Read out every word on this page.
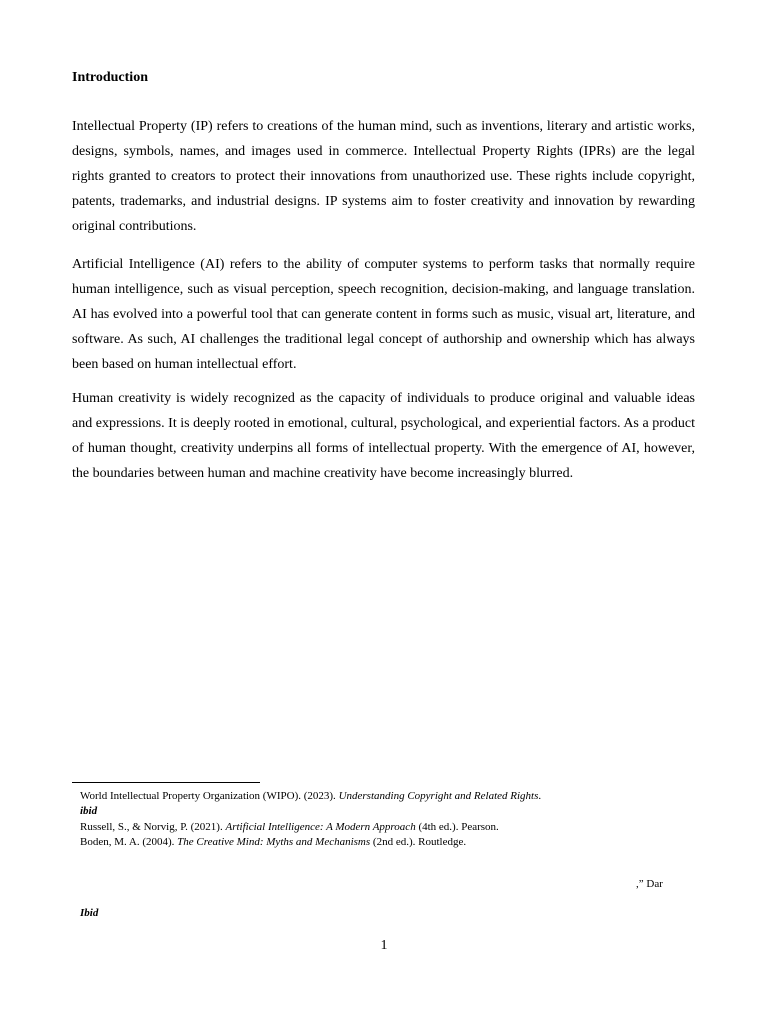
Introduction

Intellectual Property (IP) refers to creations of the human mind, such as inventions, literary and artistic works, designs, symbols, names, and images used in commerce. Intellectual Property Rights (IPRs) are the legal rights granted to creators to protect their innovations from unauthorized use. These rights include copyright, patents, trademarks, and industrial designs. IP systems aim to foster creativity and innovation by rewarding original contributions.

Artificial Intelligence (AI) refers to the ability of computer systems to perform tasks that normally require human intelligence, such as visual perception, speech recognition, decision-making, and language translation. AI has evolved into a powerful tool that can generate content in forms such as music, visual art, literature, and software. As such, AI challenges the traditional legal concept of authorship and ownership which has always been based on human intellectual effort.

Human creativity is widely recognized as the capacity of individuals to produce original and valuable ideas and expressions. It is deeply rooted in emotional, cultural, psychological, and experiential factors. As a product of human thought, creativity underpins all forms of intellectual property. With the emergence of AI, however, the boundaries between human and machine creativity have become increasingly blurred.

World Intellectual Property Organization (WIPO). (2023). Understanding Copyright and Related Rights.
ibid
Russell, S., & Norvig, P. (2021). Artificial Intelligence: A Modern Approach (4th ed.). Pearson.
Boden, M. A. (2004). The Creative Mind: Myths and Mechanisms (2nd ed.). Routledge.
,” Dar
Ibid
1
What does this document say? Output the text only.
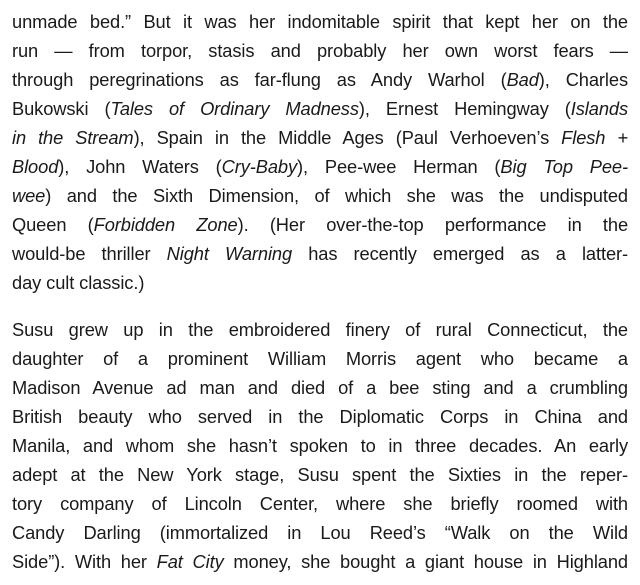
unmade bed.” But it was her indomitable spirit that kept her on the
run — from torpor, stasis and probably her own worst fears —
through peregrinations as far-flung as Andy Warhol (Bad), Charles
Bukowski (Tales of Ordinary Madness), Ernest Hemingway (Islands
in the Stream), Spain in the Middle Ages (Paul Verhoeven’s Flesh +
Blood), John Waters (Cry-Baby), Pee-wee Herman (Big Top Pee-
wee) and the Sixth Dimension, of which she was the undisputed
Queen (Forbidden Zone). (Her over-the-top performance in the
would-be thriller Night Warning has recently emerged as a latter-
day cult classic.)
Susu grew up in the embroidered finery of rural Connecticut, the
daughter of a prominent William Morris agent who became a
Madison Avenue ad man and died of a bee sting and a crumbling
British beauty who served in the Diplomatic Corps in China and
Manila, and whom she hasn’t spoken to in three decades. An early
adept at the New York stage, Susu spent the Sixties in the reper-
tory company of Lincoln Center, where she briefly roomed with
Candy Darling (immortalized in Lou Reed’s “Walk on the Wild
Side”). With her Fat City money, she bought a giant house in Highland
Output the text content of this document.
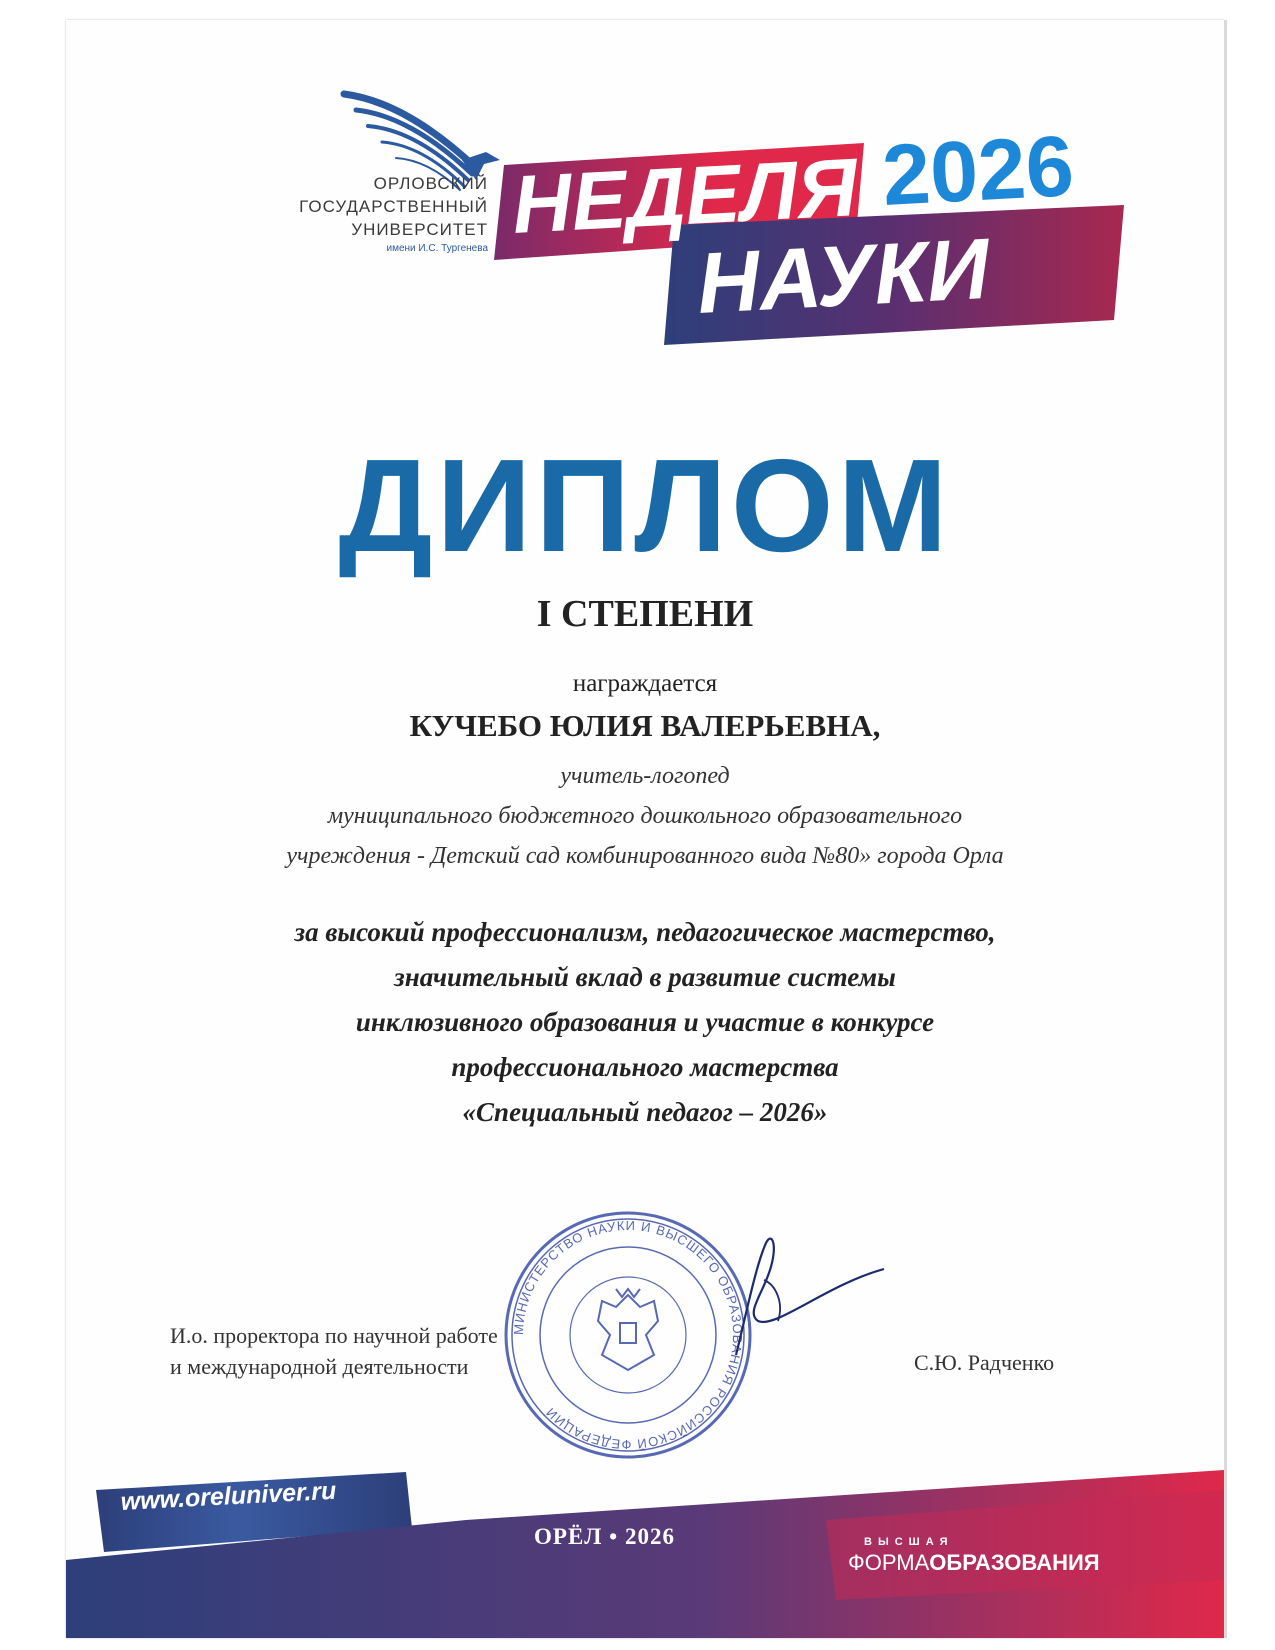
ОРЛОВСКИЙ
ГОСУДАРСТВЕННЫЙ
УНИВЕРСИТЕТ
имени И.С. Тургенева НЕДЕЛЯ 2026
НАУКИ
ДИПЛОМ
I СТЕПЕНИ
награждается
КУЧЕБО ЮЛИЯ ВАЛЕРЬЕВНА,
учитель-логопед
муниципального бюджетного дошкольного образовательного
учреждения - Детский сад комбинированного вида №80» города Орла
за высокий профессионализм, педагогическое мастерство,
значительный вклад в развитие системы
инклюзивного образования и участие в конкурсе
профессионального мастерства
«Специальный педагог – 2026»
И.о. проректора по научной работе
и международной деятельности	С.Ю. Радченко
МИНИСТЕРСТВО НАУКИ И ВЫСШЕГО ОБРАЗОВАНИЯ РОССИЙСКОЙ ФЕДЕРАЦИИ
www.oreluniver.ru
ОРЁЛ • 2026	ВЫСШАЯ
ФОРМАОБРАЗОВАНИЯ
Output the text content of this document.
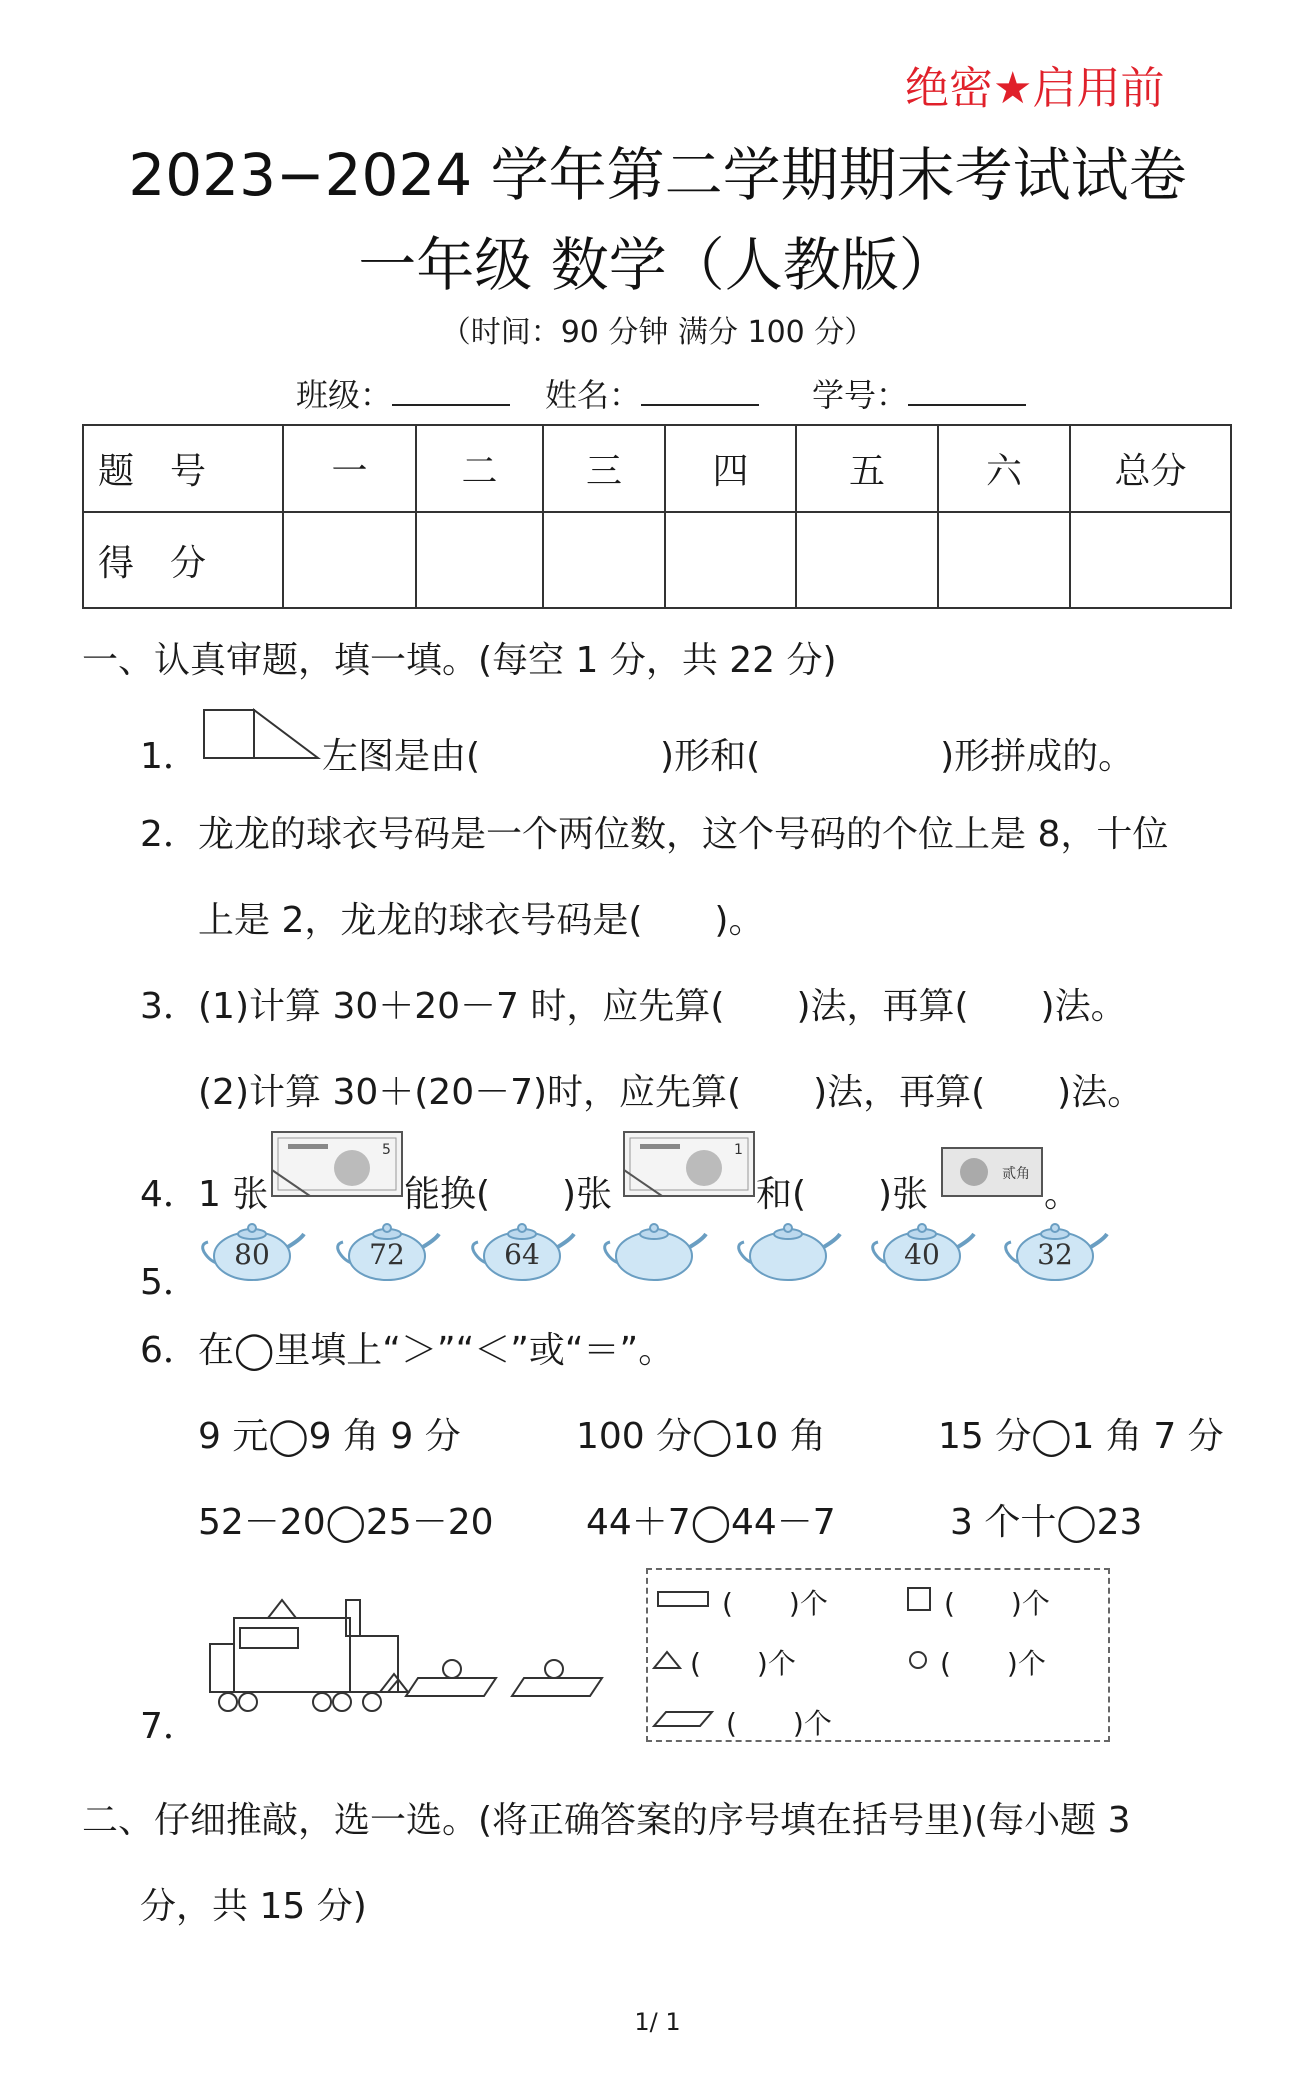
绝密★启用前
2023−2024 学年第二学期期末考试试卷
一年级 数学（人教版）
（时间：90 分钟 满分 100 分）
班级：	姓名：	学号：
题　号	一	二	三	四	五	六	总分
得　分							
一、认真审题，填一填。(每空 1 分，共 22 分)
1．	左图是由(　　　　　)形和(　　　　　)形拼成的。
2． 龙龙的球衣号码是一个两位数，这个号码的个位上是 8，十位
上是 2，龙龙的球衣号码是(　　)。
3． (1)计算 30＋20－7 时，应先算(　　)法，再算(　　)法。
(2)计算 30＋(20－7)时，应先算(　　)法，再算(　　)法。
4． 1 张
5
能换(　　)张
1
和(　　)张	贰角 。
5．
80	72	64	40	32
6． 在◯里填上“＞”“＜”或“＝”。
9 元◯9 角 9 分	100 分◯10 角	15 分◯1 角 7 分
52－20◯25－20	44＋7◯44－7	3 个十◯23
7．
(　　)个	(　　)个
(　　)个	(　　)个
(　　)个
二、仔细推敲，选一选。(将正确答案的序号填在括号里)(每小题 3
分，共 15 分)
1/ 1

= = = = =

### Exercise
Pictures in the records above are not copied; print everything else exactly.

### Correct answer
Read out every word on this page.
Introduction

Intellectual Property (IP) refers to creations of the human mind, such as inventions, literary and artistic works, designs, symbols, names, and images used in commerce. Intellectual Property Rights (IPRs) are the legal rights granted to creators to protect their innovations from unauthorized use. These rights include copyright, patents, trademarks, and industrial designs. IP systems aim to foster creativity and innovation by rewarding original contributions.

Artificial Intelligence (AI) refers to the ability of computer systems to perform tasks that normally require human intelligence, such as visual perception, speech recognition, decision-making, and language translation. AI has evolved into a powerful tool that can generate content in forms such as music, visual art, literature, and software. As such, AI challenges the traditional legal concept of authorship and ownership which has always been based on human intellectual effort.

Human creativity is widely recognized as the capacity of individuals to produce original and valuable ideas and expressions. It is deeply rooted in emotional, cultural, psychological, and experiential factors. As a product of human thought, creativity underpins all forms of intellectual property. With the emergence of AI, however, the boundaries between human and machine creativity have become increasingly blurred.

World Intellectual Property Organization (WIPO). (2023). Understanding Copyright and Related Rights.
ibid
Russell, S., & Norvig, P. (2021). Artificial Intelligence: A Modern Approach (4th ed.). Pearson.
Boden, M. A. (2004). The Creative Mind: Myths and Mechanisms (2nd ed.). Routledge.
,” Dar
Ibid
1
What does this document say? Output the text only.
unmade bed.” But it was her indomitable spirit that kept her on the
run — from torpor, stasis and probably her own worst fears —
through peregrinations as far-flung as Andy Warhol (Bad), Charles
Bukowski (Tales of Ordinary Madness), Ernest Hemingway (Islands
in the Stream), Spain in the Middle Ages (Paul Verhoeven’s Flesh +
Blood), John Waters (Cry-Baby), Pee-wee Herman (Big Top Pee-
wee) and the Sixth Dimension, of which she was the undisputed
Queen (Forbidden Zone). (Her over-the-top performance in the
would-be thriller Night Warning has recently emerged as a latter-
day cult classic.)
Susu grew up in the embroidered finery of rural Connecticut, the
daughter of a prominent William Morris agent who became a
Madison Avenue ad man and died of a bee sting and a crumbling
British beauty who served in the Diplomatic Corps in China and
Manila, and whom she hasn’t spoken to in three decades. An early
adept at the New York stage, Susu spent the Sixties in the reper-
tory company of Lincoln Center, where she briefly roomed with
Candy Darling (immortalized in Lou Reed’s “Walk on the Wild
Side”). With her Fat City money, she bought a giant house in Highland
Output the text content of this document.
ОРЛОВСКИЙ
ГОСУДАРСТВЕННЫЙ
УНИВЕРСИТЕТ
имени И.С. Тургенева НЕДЕЛЯ 2026
НАУКИ
ДИПЛОМ
I СТЕПЕНИ
награждается
КУЧЕБО ЮЛИЯ ВАЛЕРЬЕВНА,
учитель-логопед
муниципального бюджетного дошкольного образовательного
учреждения - Детский сад комбинированного вида №80» города Орла
за высокий профессионализм, педагогическое мастерство,
значительный вклад в развитие системы
инклюзивного образования и участие в конкурсе
профессионального мастерства
«Специальный педагог – 2026»
И.о. проректора по научной работе
и международной деятельности	С.Ю. Радченко
МИНИСТЕРСТВО НАУКИ И ВЫСШЕГО ОБРАЗОВАНИЯ РОССИЙСКОЙ ФЕДЕРАЦИИ
www.oreluniver.ru
ОРЁЛ • 2026	ВЫСШАЯ
ФОРМАОБРАЗОВАНИЯ
Output the text content of this document.
绝密★启用前
2023−2024 学年第二学期期末考试试卷
一年级 数学（人教版）
（时间：90 分钟 满分 100 分）
班级：	姓名：	学号：
题　号	一	二	三	四	五	六	总分
得　分							
一、认真审题，填一填。(每空 1 分，共 22 分)
1．	左图是由(　　　　　)形和(　　　　　)形拼成的。
2． 龙龙的球衣号码是一个两位数，这个号码的个位上是 8，十位
上是 2，龙龙的球衣号码是(　　)。
3． (1)计算 30＋20－7 时，应先算(　　)法，再算(　　)法。
(2)计算 30＋(20－7)时，应先算(　　)法，再算(　　)法。
4． 1 张
5
能换(　　)张
1
和(　　)张	贰角 。
5．
80	72	64	40	32
6． 在◯里填上“＞”“＜”或“＝”。
9 元◯9 角 9 分	100 分◯10 角	15 分◯1 角 7 分
52－20◯25－20	44＋7◯44－7	3 个十◯23
7．
(　　)个	(　　)个
(　　)个	(　　)个
(　　)个
二、仔细推敲，选一选。(将正确答案的序号填在括号里)(每小题 3
分，共 15 分)
1/ 1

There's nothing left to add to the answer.